YOUR INSTRUCTIONS —
What is needed here is an exact copy of all the records below.

DATASET EXCERPTS —
·····

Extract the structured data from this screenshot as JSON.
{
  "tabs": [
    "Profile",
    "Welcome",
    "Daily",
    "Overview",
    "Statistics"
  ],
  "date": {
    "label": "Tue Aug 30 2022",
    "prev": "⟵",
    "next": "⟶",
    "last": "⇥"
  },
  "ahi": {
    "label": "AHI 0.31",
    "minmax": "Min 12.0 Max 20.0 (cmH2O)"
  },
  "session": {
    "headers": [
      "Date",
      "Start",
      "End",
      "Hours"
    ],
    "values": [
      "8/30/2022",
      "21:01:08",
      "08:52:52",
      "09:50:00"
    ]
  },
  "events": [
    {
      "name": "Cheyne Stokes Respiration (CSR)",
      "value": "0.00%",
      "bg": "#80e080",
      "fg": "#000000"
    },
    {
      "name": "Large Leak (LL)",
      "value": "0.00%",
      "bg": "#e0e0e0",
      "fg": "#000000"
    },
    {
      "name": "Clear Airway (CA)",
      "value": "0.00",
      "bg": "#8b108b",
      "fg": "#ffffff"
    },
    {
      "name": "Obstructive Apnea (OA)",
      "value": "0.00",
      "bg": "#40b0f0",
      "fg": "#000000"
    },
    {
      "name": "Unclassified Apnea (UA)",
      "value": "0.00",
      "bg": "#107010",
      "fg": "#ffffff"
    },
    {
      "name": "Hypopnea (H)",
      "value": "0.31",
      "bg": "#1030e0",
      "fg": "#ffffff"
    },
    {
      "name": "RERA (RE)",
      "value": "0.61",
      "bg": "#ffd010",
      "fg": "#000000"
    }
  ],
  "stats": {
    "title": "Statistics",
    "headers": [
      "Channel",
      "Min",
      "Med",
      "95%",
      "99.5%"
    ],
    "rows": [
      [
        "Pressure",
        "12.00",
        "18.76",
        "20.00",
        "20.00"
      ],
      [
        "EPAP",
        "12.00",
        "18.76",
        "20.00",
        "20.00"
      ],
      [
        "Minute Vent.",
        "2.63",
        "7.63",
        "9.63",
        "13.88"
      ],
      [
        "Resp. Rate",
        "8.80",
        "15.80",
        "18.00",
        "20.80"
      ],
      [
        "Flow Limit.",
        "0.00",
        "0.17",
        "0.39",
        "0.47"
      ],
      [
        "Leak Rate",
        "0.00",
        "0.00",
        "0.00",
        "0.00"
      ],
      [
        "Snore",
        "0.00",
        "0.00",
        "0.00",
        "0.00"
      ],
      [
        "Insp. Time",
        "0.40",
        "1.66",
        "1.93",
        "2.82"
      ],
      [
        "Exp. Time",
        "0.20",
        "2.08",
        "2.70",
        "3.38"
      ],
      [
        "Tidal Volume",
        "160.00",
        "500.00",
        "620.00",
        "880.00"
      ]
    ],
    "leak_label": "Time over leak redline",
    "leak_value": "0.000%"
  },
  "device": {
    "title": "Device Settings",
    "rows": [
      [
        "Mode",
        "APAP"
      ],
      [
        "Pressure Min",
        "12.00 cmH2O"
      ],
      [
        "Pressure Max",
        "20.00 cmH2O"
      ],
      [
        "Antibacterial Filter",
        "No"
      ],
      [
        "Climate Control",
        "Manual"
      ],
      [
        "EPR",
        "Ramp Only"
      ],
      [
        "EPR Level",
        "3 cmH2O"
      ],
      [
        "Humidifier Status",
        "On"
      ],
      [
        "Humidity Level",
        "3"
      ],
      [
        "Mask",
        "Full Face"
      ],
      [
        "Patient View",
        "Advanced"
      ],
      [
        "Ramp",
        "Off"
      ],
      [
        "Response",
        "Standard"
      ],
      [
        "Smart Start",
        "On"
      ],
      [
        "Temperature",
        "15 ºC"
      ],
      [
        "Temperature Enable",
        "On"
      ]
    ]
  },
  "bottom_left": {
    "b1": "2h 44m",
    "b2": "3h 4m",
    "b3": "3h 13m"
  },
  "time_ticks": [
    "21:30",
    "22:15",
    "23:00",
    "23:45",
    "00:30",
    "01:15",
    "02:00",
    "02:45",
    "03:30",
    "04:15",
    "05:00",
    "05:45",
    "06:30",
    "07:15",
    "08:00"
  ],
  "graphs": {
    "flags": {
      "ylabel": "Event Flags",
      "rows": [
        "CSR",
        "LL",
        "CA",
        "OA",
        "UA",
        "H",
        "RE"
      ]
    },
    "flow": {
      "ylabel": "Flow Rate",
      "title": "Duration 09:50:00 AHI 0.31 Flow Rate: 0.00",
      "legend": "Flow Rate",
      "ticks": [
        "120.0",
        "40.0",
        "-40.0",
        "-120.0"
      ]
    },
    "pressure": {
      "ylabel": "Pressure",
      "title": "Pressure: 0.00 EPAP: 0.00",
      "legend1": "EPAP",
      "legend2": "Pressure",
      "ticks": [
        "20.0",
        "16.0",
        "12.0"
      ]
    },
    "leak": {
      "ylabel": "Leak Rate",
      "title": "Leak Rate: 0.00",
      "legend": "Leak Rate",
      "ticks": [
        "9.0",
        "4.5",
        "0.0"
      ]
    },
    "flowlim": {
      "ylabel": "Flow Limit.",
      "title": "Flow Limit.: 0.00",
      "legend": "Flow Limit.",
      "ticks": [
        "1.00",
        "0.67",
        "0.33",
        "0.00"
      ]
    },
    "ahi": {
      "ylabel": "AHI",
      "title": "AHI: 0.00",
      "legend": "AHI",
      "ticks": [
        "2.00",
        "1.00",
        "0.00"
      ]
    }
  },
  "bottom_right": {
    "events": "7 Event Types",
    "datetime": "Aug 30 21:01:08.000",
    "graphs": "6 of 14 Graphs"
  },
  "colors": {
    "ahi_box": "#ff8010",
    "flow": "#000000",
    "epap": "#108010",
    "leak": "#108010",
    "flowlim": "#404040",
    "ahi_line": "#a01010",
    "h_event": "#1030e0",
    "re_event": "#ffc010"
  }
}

·····

FINISHED EXERCISE —
Extract the structured data from this screenshot as JSON.
{
  "tabs": [
    "Profile",
    "Welcome",
    "Daily",
    "Overview",
    "Statistics"
  ],
  "date": {
    "label": "Tue Aug 30 2022",
    "prev": "⟵",
    "next": "⟶",
    "last": "⇥"
  },
  "ahi": {
    "label": "AHI 0.31",
    "minmax": "Min 12.0 Max 20.0 (cmH2O)"
  },
  "session": {
    "headers": [
      "Date",
      "Start",
      "End",
      "Hours"
    ],
    "values": [
      "8/30/2022",
      "21:01:08",
      "08:52:52",
      "09:50:00"
    ]
  },
  "events": [
    {
      "name": "Cheyne Stokes Respiration (CSR)",
      "value": "0.00%",
      "bg": "#80e080",
      "fg": "#000000"
    },
    {
      "name": "Large Leak (LL)",
      "value": "0.00%",
      "bg": "#e0e0e0",
      "fg": "#000000"
    },
    {
      "name": "Clear Airway (CA)",
      "value": "0.00",
      "bg": "#8b108b",
      "fg": "#ffffff"
    },
    {
      "name": "Obstructive Apnea (OA)",
      "value": "0.00",
      "bg": "#40b0f0",
      "fg": "#000000"
    },
    {
      "name": "Unclassified Apnea (UA)",
      "value": "0.00",
      "bg": "#107010",
      "fg": "#ffffff"
    },
    {
      "name": "Hypopnea (H)",
      "value": "0.31",
      "bg": "#1030e0",
      "fg": "#ffffff"
    },
    {
      "name": "RERA (RE)",
      "value": "0.61",
      "bg": "#ffd010",
      "fg": "#000000"
    }
  ],
  "stats": {
    "title": "Statistics",
    "headers": [
      "Channel",
      "Min",
      "Med",
      "95%",
      "99.5%"
    ],
    "rows": [
      [
        "Pressure",
        "12.00",
        "18.76",
        "20.00",
        "20.00"
      ],
      [
        "EPAP",
        "12.00",
        "18.76",
        "20.00",
        "20.00"
      ],
      [
        "Minute Vent.",
        "2.63",
        "7.63",
        "9.63",
        "13.88"
      ],
      [
        "Resp. Rate",
        "8.80",
        "15.80",
        "18.00",
        "20.80"
      ],
      [
        "Flow Limit.",
        "0.00",
        "0.17",
        "0.39",
        "0.47"
      ],
      [
        "Leak Rate",
        "0.00",
        "0.00",
        "0.00",
        "0.00"
      ],
      [
        "Snore",
        "0.00",
        "0.00",
        "0.00",
        "0.00"
      ],
      [
        "Insp. Time",
        "0.40",
        "1.66",
        "1.93",
        "2.82"
      ],
      [
        "Exp. Time",
        "0.20",
        "2.08",
        "2.70",
        "3.38"
      ],
      [
        "Tidal Volume",
        "160.00",
        "500.00",
        "620.00",
        "880.00"
      ]
    ],
    "leak_label": "Time over leak redline",
    "leak_value": "0.000%"
  },
  "device": {
    "title": "Device Settings",
    "rows": [
      [
        "Mode",
        "APAP"
      ],
      [
        "Pressure Min",
        "12.00 cmH2O"
      ],
      [
        "Pressure Max",
        "20.00 cmH2O"
      ],
      [
        "Antibacterial Filter",
        "No"
      ],
      [
        "Climate Control",
        "Manual"
      ],
      [
        "EPR",
        "Ramp Only"
      ],
      [
        "EPR Level",
        "3 cmH2O"
      ],
      [
        "Humidifier Status",
        "On"
      ],
      [
        "Humidity Level",
        "3"
      ],
      [
        "Mask",
        "Full Face"
      ],
      [
        "Patient View",
        "Advanced"
      ],
      [
        "Ramp",
        "Off"
      ],
      [
        "Response",
        "Standard"
      ],
      [
        "Smart Start",
        "On"
      ],
      [
        "Temperature",
        "15 ºC"
      ],
      [
        "Temperature Enable",
        "On"
      ]
    ]
  },
  "bottom_left": {
    "b1": "2h 44m",
    "b2": "3h 4m",
    "b3": "3h 13m"
  },
  "time_ticks": [
    "21:30",
    "22:15",
    "23:00",
    "23:45",
    "00:30",
    "01:15",
    "02:00",
    "02:45",
    "03:30",
    "04:15",
    "05:00",
    "05:45",
    "06:30",
    "07:15",
    "08:00"
  ],
  "graphs": {
    "flags": {
      "ylabel": "Event Flags",
      "rows": [
        "CSR",
        "LL",
        "CA",
        "OA",
        "UA",
        "H",
        "RE"
      ]
    },
    "flow": {
      "ylabel": "Flow Rate",
      "title": "Duration 09:50:00 AHI 0.31 Flow Rate: 0.00",
      "legend": "Flow Rate",
      "ticks": [
        "120.0",
        "40.0",
        "-40.0",
        "-120.0"
      ]
    },
    "pressure": {
      "ylabel": "Pressure",
      "title": "Pressure: 0.00 EPAP: 0.00",
      "legend1": "EPAP",
      "legend2": "Pressure",
      "ticks": [
        "20.0",
        "16.0",
        "12.0"
      ]
    },
    "leak": {
      "ylabel": "Leak Rate",
      "title": "Leak Rate: 0.00",
      "legend": "Leak Rate",
      "ticks": [
        "9.0",
        "4.5",
        "0.0"
      ]
    },
    "flowlim": {
      "ylabel": "Flow Limit.",
      "title": "Flow Limit.: 0.00",
      "legend": "Flow Limit.",
      "ticks": [
        "1.00",
        "0.67",
        "0.33",
        "0.00"
      ]
    },
    "ahi": {
      "ylabel": "AHI",
      "title": "AHI: 0.00",
      "legend": "AHI",
      "ticks": [
        "2.00",
        "1.00",
        "0.00"
      ]
    }
  },
  "bottom_right": {
    "events": "7 Event Types",
    "datetime": "Aug 30 21:01:08.000",
    "graphs": "6 of 14 Graphs"
  },
  "colors": {
    "ahi_box": "#ff8010",
    "flow": "#000000",
    "epap": "#108010",
    "leak": "#108010",
    "flowlim": "#404040",
    "ahi_line": "#a01010",
    "h_event": "#1030e0",
    "re_event": "#ffc010"
  }
}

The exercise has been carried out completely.